Some records:
_ _ _ _

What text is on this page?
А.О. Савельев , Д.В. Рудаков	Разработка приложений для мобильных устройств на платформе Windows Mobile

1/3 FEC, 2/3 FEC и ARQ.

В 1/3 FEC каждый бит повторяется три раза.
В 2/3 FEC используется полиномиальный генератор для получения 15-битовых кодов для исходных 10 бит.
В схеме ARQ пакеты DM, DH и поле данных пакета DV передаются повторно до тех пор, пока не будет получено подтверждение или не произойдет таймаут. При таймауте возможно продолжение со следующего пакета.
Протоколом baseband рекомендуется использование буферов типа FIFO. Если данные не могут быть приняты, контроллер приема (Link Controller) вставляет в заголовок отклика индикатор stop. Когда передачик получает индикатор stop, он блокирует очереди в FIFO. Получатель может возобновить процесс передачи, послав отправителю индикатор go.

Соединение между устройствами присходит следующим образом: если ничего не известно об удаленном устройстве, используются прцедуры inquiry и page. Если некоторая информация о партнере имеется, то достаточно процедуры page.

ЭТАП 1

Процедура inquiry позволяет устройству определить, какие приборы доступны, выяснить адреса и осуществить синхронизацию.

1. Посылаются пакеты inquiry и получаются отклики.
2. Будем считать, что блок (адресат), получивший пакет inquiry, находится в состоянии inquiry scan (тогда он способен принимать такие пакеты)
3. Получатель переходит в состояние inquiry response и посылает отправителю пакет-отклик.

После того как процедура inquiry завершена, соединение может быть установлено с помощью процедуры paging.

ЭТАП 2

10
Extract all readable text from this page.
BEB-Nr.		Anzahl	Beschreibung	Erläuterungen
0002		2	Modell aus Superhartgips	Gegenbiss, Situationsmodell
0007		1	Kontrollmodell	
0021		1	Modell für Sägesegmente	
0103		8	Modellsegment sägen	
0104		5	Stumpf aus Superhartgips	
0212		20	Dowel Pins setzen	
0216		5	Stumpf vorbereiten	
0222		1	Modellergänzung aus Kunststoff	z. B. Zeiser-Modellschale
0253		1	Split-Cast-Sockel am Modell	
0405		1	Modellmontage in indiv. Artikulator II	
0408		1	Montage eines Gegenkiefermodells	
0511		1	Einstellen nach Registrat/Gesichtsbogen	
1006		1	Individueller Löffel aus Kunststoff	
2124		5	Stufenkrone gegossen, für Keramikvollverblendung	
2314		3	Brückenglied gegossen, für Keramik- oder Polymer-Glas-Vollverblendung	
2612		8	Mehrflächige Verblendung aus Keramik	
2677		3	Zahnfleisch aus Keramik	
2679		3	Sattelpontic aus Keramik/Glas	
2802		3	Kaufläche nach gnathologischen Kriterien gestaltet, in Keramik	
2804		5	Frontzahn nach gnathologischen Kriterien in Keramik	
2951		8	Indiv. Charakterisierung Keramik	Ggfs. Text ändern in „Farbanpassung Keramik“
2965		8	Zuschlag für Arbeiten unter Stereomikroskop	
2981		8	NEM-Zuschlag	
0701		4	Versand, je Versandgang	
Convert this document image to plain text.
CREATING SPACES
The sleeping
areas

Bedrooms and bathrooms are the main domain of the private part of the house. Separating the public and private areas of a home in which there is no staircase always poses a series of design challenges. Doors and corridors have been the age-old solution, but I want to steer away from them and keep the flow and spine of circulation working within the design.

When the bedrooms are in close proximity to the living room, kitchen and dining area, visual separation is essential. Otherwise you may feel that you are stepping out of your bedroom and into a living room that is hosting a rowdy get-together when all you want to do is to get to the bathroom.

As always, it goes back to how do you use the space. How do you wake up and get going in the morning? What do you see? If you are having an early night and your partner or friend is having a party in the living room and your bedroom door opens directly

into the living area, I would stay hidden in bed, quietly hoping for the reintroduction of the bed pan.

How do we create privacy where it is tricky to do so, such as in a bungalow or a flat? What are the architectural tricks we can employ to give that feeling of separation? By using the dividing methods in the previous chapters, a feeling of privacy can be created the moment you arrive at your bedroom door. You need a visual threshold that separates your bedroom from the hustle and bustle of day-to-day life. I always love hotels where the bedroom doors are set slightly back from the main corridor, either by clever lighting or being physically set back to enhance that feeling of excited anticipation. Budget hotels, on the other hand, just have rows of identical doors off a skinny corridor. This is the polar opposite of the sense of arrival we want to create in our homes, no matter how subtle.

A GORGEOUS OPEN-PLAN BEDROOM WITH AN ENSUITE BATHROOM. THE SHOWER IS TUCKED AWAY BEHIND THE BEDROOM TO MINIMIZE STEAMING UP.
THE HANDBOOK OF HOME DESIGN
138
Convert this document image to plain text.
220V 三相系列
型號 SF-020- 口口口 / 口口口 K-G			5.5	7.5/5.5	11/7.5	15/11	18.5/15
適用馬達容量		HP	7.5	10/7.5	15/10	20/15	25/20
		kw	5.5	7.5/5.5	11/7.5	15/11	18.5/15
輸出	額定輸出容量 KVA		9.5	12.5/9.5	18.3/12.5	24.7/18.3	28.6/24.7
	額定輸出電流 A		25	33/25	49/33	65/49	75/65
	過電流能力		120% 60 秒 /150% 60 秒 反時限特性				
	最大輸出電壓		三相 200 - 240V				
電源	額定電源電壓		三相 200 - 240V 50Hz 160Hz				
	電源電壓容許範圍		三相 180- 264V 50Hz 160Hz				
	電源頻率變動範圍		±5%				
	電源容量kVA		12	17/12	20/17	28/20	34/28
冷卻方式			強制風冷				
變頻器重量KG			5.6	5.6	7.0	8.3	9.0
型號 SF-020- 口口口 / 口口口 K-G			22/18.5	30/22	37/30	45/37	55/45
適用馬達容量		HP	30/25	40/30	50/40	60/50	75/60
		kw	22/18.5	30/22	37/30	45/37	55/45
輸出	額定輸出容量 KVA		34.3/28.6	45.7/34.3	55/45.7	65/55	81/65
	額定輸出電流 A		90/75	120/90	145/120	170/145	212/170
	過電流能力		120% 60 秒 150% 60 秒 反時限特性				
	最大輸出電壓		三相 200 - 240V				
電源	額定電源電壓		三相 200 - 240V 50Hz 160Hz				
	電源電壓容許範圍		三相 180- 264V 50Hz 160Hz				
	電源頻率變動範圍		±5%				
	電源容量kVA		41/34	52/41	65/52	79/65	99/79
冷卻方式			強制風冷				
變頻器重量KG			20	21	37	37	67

_ _ _ _

Copy each line of the listing in which the word "from" can be found.

Extract all readable text from this page.
Bedrooms and bathrooms are the main domain of the private part of the house. Separating the public and private areas of a home in which there is no staircase always poses a series of design challenges. Doors and corridors have been the age-old solution, but I want to steer away from them and keep the flow and spine of circulation working within the design.
How do we create privacy where it is tricky to do so, such as in a bungalow or a flat? What are the architectural tricks we can employ to give that feeling of separation? By using the dividing methods in the previous chapters, a feeling of privacy can be created the moment you arrive at your bedroom door. You need a visual threshold that separates your bedroom from the hustle and bustle of day-to-day life. I always love hotels where the bedroom doors are set slightly back from the main corridor, either by clever lighting or being physically set back to enhance that feeling of excited anticipation. Budget hotels, on the other hand, just have rows of identical doors off a skinny corridor. This is the polar opposite of the sense of arrival we want to create in our homes, no matter how subtle.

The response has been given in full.